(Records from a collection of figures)
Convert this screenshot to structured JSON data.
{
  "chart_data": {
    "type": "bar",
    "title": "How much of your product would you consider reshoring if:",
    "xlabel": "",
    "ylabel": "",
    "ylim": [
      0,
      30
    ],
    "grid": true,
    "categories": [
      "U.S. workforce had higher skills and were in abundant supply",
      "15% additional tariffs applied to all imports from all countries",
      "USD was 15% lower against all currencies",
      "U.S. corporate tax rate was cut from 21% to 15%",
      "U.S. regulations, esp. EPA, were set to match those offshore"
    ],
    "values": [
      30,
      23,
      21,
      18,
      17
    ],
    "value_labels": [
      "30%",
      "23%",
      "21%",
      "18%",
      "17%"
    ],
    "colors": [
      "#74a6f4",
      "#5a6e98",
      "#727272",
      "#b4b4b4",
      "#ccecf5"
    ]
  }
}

● **Aim**: Search the data for "were". Copy every line that has it.

● **Correct response**:
      "U.S. workforce had higher skills and were in abundant supply",
      "U.S. regulations, esp. EPA, were set to match those offshore"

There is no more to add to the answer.